** WHAT NEEDS TO BE DONE **
Write out the records beneath this line exactly as they appear, minus any images.

————

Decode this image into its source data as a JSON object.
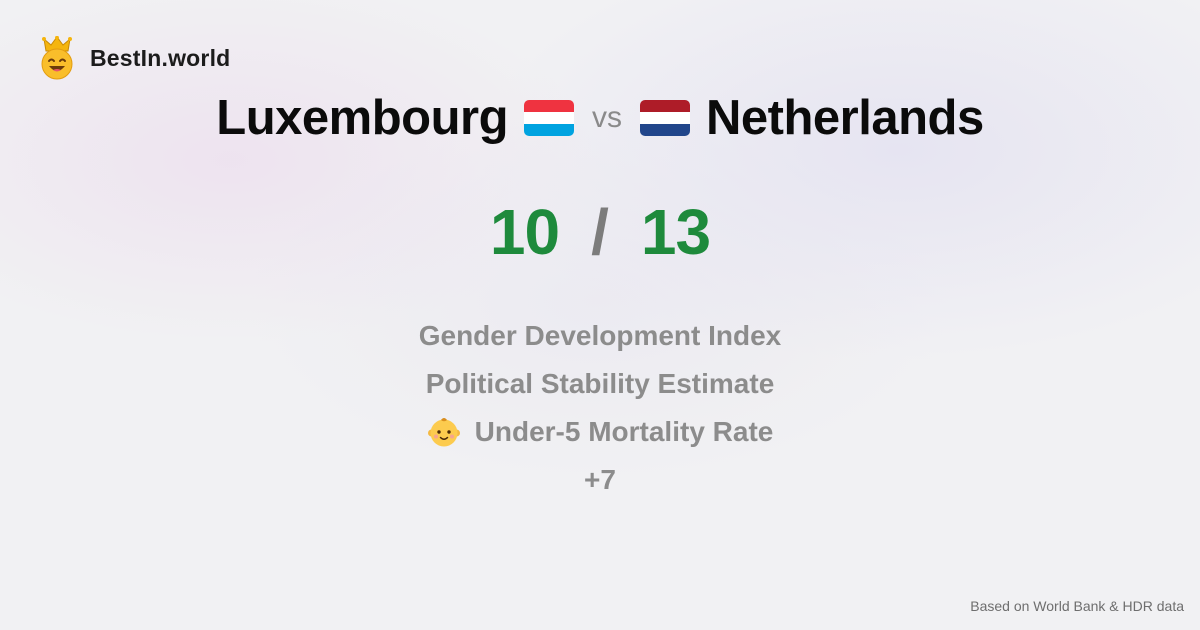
{
  "brand": {
    "name": "BestIn.world",
    "logo_icon": "crowned-smiley-icon"
  },
  "comparison": {
    "country_a": {
      "name": "Luxembourg",
      "flag_icon": "luxembourg-flag-icon",
      "flag_colors": [
        "#EF3340",
        "#FFFFFF",
        "#00A3E0"
      ]
    },
    "vs_label": "vs",
    "country_b": {
      "name": "Netherlands",
      "flag_icon": "netherlands-flag-icon",
      "flag_colors": [
        "#AE1C28",
        "#FFFFFF",
        "#21468B"
      ]
    }
  },
  "score": {
    "a": "10",
    "separator": "/",
    "b": "13",
    "color": "#1e8a3c"
  },
  "metrics": [
    {
      "label": "Gender Development Index"
    },
    {
      "label": "Political Stability Estimate"
    },
    {
      "label": "Under-5 Mortality Rate",
      "icon": "baby-icon"
    }
  ],
  "more_label": "+7",
  "footer": {
    "source": "Based on World Bank & HDR data"
  }
}
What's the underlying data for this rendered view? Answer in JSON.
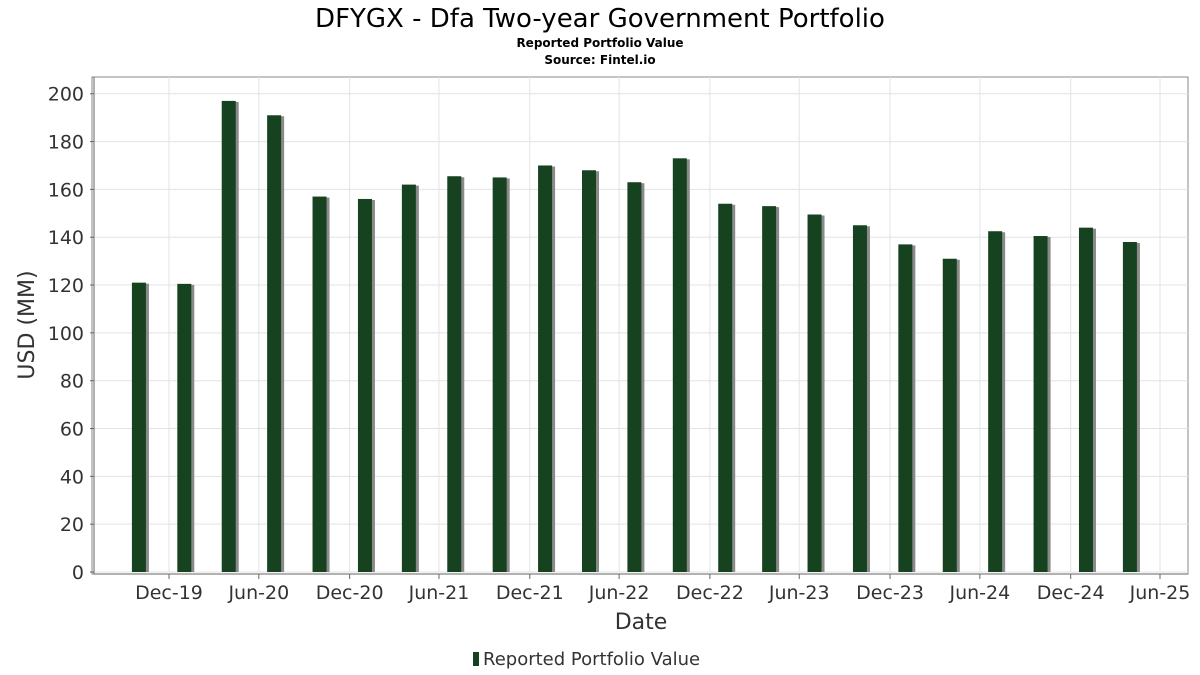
{
  "chart_data": {
    "type": "bar",
    "title": "DFYGX - Dfa Two-year Government Portfolio",
    "subtitle": "Reported Portfolio Value",
    "source": "Source: Fintel.io",
    "xlabel": "Date",
    "ylabel": "USD (MM)",
    "ylim": [
      0,
      207
    ],
    "yticks": [
      0,
      20,
      40,
      60,
      80,
      100,
      120,
      140,
      160,
      180,
      200
    ],
    "xlim": [
      "2019-08-01",
      "2025-06-30"
    ],
    "xticks": [
      {
        "date": "2019-12-31",
        "label": "Dec-19"
      },
      {
        "date": "2020-06-30",
        "label": "Jun-20"
      },
      {
        "date": "2020-12-31",
        "label": "Dec-20"
      },
      {
        "date": "2021-06-30",
        "label": "Jun-21"
      },
      {
        "date": "2021-12-31",
        "label": "Dec-21"
      },
      {
        "date": "2022-06-30",
        "label": "Jun-22"
      },
      {
        "date": "2022-12-31",
        "label": "Dec-22"
      },
      {
        "date": "2023-06-30",
        "label": "Jun-23"
      },
      {
        "date": "2023-12-31",
        "label": "Dec-23"
      },
      {
        "date": "2024-06-30",
        "label": "Jun-24"
      },
      {
        "date": "2024-12-31",
        "label": "Dec-24"
      },
      {
        "date": "2025-06-30",
        "label": "Jun-25"
      }
    ],
    "grid": true,
    "legend_position": "bottom",
    "series": [
      {
        "name": "Reported Portfolio Value",
        "color": "#17421f",
        "points": [
          {
            "date": "2019-10-31",
            "value": 121
          },
          {
            "date": "2020-01-31",
            "value": 120.5
          },
          {
            "date": "2020-04-30",
            "value": 197
          },
          {
            "date": "2020-07-31",
            "value": 191
          },
          {
            "date": "2020-10-31",
            "value": 157
          },
          {
            "date": "2021-01-31",
            "value": 156
          },
          {
            "date": "2021-04-30",
            "value": 162
          },
          {
            "date": "2021-07-31",
            "value": 165.5
          },
          {
            "date": "2021-10-31",
            "value": 165
          },
          {
            "date": "2022-01-31",
            "value": 170
          },
          {
            "date": "2022-04-30",
            "value": 168
          },
          {
            "date": "2022-07-31",
            "value": 163
          },
          {
            "date": "2022-10-31",
            "value": 173
          },
          {
            "date": "2023-01-31",
            "value": 154
          },
          {
            "date": "2023-04-30",
            "value": 153
          },
          {
            "date": "2023-07-31",
            "value": 149.5
          },
          {
            "date": "2023-10-31",
            "value": 145
          },
          {
            "date": "2024-01-31",
            "value": 137
          },
          {
            "date": "2024-04-30",
            "value": 131
          },
          {
            "date": "2024-07-31",
            "value": 142.5
          },
          {
            "date": "2024-10-31",
            "value": 140.5
          },
          {
            "date": "2025-01-31",
            "value": 144
          },
          {
            "date": "2025-04-30",
            "value": 138
          }
        ]
      }
    ]
  }
}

————

** THE SOLUTION **
Decode this image into its source data as a JSON object.
{
  "brand": {
    "name": "BestIn.world",
    "logo_icon": "crowned-smiley-icon"
  },
  "comparison": {
    "country_a": {
      "name": "Luxembourg",
      "flag_icon": "luxembourg-flag-icon",
      "flag_colors": [
        "#EF3340",
        "#FFFFFF",
        "#00A3E0"
      ]
    },
    "vs_label": "vs",
    "country_b": {
      "name": "Netherlands",
      "flag_icon": "netherlands-flag-icon",
      "flag_colors": [
        "#AE1C28",
        "#FFFFFF",
        "#21468B"
      ]
    }
  },
  "score": {
    "a": "10",
    "separator": "/",
    "b": "13",
    "color": "#1e8a3c"
  },
  "metrics": [
    {
      "label": "Gender Development Index"
    },
    {
      "label": "Political Stability Estimate"
    },
    {
      "label": "Under-5 Mortality Rate",
      "icon": "baby-icon"
    }
  ],
  "more_label": "+7",
  "footer": {
    "source": "Based on World Bank & HDR data"
  }
}
What's the underlying data for this rendered view? Answer in JSON.
{
  "chart_data": {
    "type": "bar",
    "title": "DFYGX - Dfa Two-year Government Portfolio",
    "subtitle": "Reported Portfolio Value",
    "source": "Source: Fintel.io",
    "xlabel": "Date",
    "ylabel": "USD (MM)",
    "ylim": [
      0,
      207
    ],
    "yticks": [
      0,
      20,
      40,
      60,
      80,
      100,
      120,
      140,
      160,
      180,
      200
    ],
    "xlim": [
      "2019-08-01",
      "2025-06-30"
    ],
    "xticks": [
      {
        "date": "2019-12-31",
        "label": "Dec-19"
      },
      {
        "date": "2020-06-30",
        "label": "Jun-20"
      },
      {
        "date": "2020-12-31",
        "label": "Dec-20"
      },
      {
        "date": "2021-06-30",
        "label": "Jun-21"
      },
      {
        "date": "2021-12-31",
        "label": "Dec-21"
      },
      {
        "date": "2022-06-30",
        "label": "Jun-22"
      },
      {
        "date": "2022-12-31",
        "label": "Dec-22"
      },
      {
        "date": "2023-06-30",
        "label": "Jun-23"
      },
      {
        "date": "2023-12-31",
        "label": "Dec-23"
      },
      {
        "date": "2024-06-30",
        "label": "Jun-24"
      },
      {
        "date": "2024-12-31",
        "label": "Dec-24"
      },
      {
        "date": "2025-06-30",
        "label": "Jun-25"
      }
    ],
    "grid": true,
    "legend_position": "bottom",
    "series": [
      {
        "name": "Reported Portfolio Value",
        "color": "#17421f",
        "points": [
          {
            "date": "2019-10-31",
            "value": 121
          },
          {
            "date": "2020-01-31",
            "value": 120.5
          },
          {
            "date": "2020-04-30",
            "value": 197
          },
          {
            "date": "2020-07-31",
            "value": 191
          },
          {
            "date": "2020-10-31",
            "value": 157
          },
          {
            "date": "2021-01-31",
            "value": 156
          },
          {
            "date": "2021-04-30",
            "value": 162
          },
          {
            "date": "2021-07-31",
            "value": 165.5
          },
          {
            "date": "2021-10-31",
            "value": 165
          },
          {
            "date": "2022-01-31",
            "value": 170
          },
          {
            "date": "2022-04-30",
            "value": 168
          },
          {
            "date": "2022-07-31",
            "value": 163
          },
          {
            "date": "2022-10-31",
            "value": 173
          },
          {
            "date": "2023-01-31",
            "value": 154
          },
          {
            "date": "2023-04-30",
            "value": 153
          },
          {
            "date": "2023-07-31",
            "value": 149.5
          },
          {
            "date": "2023-10-31",
            "value": 145
          },
          {
            "date": "2024-01-31",
            "value": 137
          },
          {
            "date": "2024-04-30",
            "value": 131
          },
          {
            "date": "2024-07-31",
            "value": 142.5
          },
          {
            "date": "2024-10-31",
            "value": 140.5
          },
          {
            "date": "2025-01-31",
            "value": 144
          },
          {
            "date": "2025-04-30",
            "value": 138
          }
        ]
      }
    ]
  }
}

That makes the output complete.